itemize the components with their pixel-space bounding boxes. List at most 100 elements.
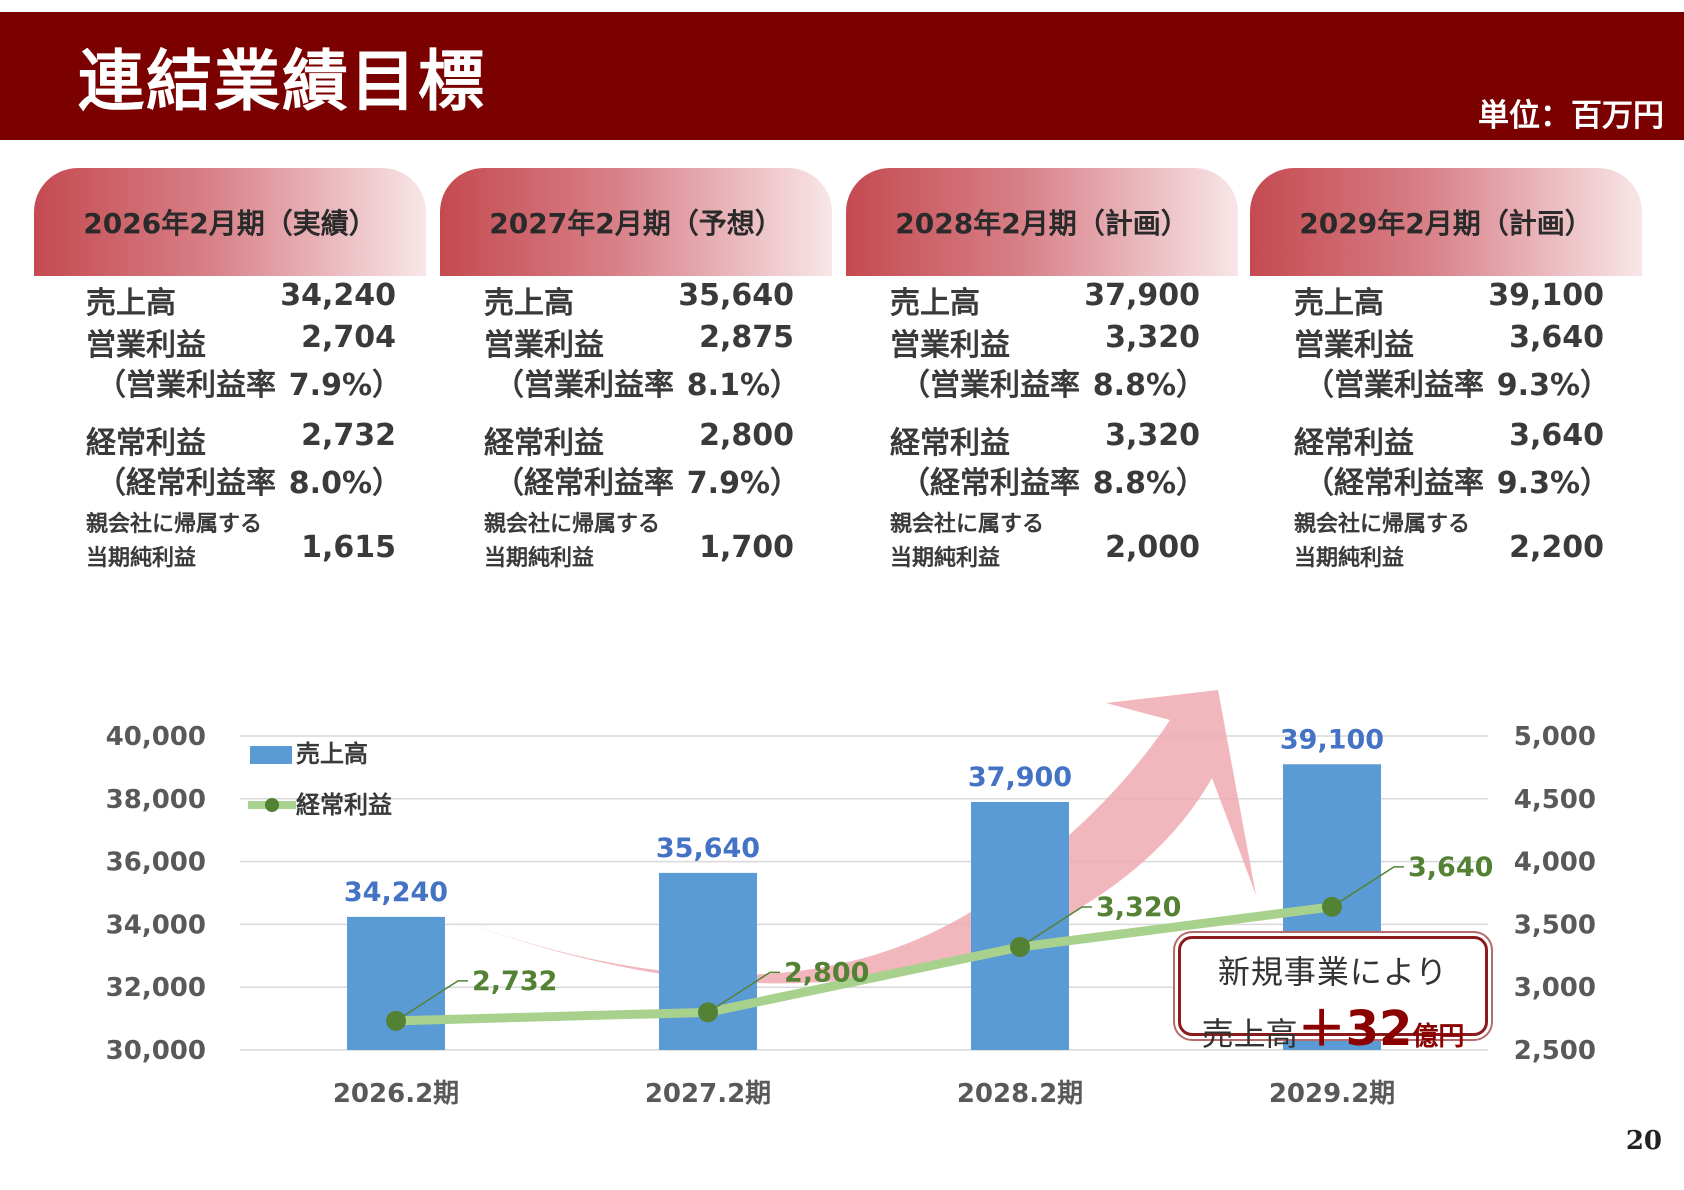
--
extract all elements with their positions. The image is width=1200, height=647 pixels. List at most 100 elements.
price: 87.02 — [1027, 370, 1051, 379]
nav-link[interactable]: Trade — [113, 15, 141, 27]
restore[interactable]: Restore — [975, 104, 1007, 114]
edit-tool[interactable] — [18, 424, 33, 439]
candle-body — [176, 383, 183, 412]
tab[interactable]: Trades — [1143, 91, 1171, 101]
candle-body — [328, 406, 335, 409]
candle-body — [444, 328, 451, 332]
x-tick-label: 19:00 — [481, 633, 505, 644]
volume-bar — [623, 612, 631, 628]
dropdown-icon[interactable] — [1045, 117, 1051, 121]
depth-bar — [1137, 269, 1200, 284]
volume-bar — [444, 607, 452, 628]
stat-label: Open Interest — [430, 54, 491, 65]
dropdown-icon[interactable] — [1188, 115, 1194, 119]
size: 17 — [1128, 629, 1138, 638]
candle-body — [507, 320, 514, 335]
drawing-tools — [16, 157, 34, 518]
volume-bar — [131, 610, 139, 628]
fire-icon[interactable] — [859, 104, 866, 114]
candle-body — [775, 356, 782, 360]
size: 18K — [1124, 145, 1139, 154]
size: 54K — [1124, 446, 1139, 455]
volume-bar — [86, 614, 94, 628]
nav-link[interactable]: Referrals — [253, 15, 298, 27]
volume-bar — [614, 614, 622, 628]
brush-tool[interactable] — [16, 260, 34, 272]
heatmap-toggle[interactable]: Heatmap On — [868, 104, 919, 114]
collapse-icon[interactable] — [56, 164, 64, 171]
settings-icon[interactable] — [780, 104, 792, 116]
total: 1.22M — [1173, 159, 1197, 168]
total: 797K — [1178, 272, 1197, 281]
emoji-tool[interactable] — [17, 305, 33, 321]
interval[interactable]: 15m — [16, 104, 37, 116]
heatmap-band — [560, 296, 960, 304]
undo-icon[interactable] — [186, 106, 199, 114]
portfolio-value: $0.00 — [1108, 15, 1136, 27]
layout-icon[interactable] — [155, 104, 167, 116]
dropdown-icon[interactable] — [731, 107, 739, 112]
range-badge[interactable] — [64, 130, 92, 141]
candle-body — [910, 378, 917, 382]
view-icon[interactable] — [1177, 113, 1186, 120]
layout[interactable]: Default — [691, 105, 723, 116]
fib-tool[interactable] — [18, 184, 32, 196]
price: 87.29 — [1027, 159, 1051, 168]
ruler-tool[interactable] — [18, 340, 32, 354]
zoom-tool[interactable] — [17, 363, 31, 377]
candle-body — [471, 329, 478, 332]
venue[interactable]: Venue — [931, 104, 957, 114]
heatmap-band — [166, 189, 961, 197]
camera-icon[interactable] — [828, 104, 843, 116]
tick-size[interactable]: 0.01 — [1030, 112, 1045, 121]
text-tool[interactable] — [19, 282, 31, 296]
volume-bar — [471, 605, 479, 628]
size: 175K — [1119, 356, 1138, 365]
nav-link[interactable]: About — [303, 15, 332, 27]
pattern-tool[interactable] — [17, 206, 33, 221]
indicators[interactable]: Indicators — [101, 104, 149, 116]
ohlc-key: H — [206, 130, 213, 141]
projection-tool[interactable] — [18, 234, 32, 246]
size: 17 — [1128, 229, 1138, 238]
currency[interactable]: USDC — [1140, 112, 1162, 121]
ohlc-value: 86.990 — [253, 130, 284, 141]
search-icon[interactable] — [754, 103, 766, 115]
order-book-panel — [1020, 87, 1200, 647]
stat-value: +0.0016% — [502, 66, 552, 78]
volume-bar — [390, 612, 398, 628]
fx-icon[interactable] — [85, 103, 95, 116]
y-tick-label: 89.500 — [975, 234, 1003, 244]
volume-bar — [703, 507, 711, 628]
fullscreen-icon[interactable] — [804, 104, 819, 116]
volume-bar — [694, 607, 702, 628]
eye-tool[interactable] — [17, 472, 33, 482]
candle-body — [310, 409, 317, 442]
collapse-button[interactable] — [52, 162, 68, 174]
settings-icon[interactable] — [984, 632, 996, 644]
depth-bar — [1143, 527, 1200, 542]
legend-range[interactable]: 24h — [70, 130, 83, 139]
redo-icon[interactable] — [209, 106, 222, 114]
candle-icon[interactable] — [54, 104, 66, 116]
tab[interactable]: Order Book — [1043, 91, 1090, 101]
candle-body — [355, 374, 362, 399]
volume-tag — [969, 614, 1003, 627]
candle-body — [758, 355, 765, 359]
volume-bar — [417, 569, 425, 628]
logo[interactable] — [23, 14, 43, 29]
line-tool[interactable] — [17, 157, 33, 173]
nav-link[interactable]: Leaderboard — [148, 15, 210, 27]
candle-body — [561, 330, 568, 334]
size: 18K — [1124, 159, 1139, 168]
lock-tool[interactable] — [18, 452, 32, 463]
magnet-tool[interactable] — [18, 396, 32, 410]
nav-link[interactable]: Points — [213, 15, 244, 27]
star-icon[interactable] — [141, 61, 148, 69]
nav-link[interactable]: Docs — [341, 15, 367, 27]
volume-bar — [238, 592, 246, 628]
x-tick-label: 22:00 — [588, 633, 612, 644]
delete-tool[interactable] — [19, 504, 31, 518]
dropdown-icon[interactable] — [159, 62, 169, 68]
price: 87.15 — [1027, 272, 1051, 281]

▶ _Written exercise_
Count the lines in the rows above that contain the string "size", treating uppercase and lowercase as different. Reply with the number only.

▶ _Exercise response_
7